**Exercise prompt**
Copy all lines holding the word "perform" from the entries.

**Entries**

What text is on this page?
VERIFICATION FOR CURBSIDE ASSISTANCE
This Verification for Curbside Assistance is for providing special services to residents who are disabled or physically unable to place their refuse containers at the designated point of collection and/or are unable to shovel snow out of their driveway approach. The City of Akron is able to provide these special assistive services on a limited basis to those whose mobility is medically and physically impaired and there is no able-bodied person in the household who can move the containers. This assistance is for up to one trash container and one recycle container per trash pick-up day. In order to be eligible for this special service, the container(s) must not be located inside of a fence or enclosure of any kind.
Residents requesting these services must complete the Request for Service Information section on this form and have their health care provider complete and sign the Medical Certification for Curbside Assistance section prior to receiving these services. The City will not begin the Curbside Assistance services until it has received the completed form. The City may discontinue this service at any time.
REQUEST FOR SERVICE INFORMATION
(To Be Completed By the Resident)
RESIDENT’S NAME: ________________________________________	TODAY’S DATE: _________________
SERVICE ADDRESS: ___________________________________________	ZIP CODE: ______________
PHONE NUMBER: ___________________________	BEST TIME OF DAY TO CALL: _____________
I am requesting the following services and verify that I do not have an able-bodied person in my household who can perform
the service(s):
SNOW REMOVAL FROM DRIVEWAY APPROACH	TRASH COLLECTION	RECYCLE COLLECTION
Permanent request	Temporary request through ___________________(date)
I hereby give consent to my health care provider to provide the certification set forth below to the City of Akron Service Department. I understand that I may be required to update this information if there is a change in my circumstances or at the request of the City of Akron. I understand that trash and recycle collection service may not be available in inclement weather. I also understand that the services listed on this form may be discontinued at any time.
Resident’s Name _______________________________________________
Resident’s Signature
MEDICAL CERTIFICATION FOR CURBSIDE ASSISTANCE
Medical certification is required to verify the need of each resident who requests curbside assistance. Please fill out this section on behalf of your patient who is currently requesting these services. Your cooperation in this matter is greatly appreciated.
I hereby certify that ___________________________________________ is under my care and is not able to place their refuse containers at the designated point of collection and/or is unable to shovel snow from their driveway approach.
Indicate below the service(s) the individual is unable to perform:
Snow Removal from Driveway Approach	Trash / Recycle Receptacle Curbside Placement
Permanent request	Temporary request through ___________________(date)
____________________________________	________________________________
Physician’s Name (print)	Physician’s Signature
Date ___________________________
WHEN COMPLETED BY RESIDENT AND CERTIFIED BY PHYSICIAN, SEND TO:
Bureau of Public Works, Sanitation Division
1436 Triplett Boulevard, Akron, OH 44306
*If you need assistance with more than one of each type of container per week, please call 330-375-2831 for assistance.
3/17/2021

**The solution**
I am requesting the following services and verify that I do not have an able-bodied person in my household who can perform
Indicate below the service(s) the individual is unable to perform:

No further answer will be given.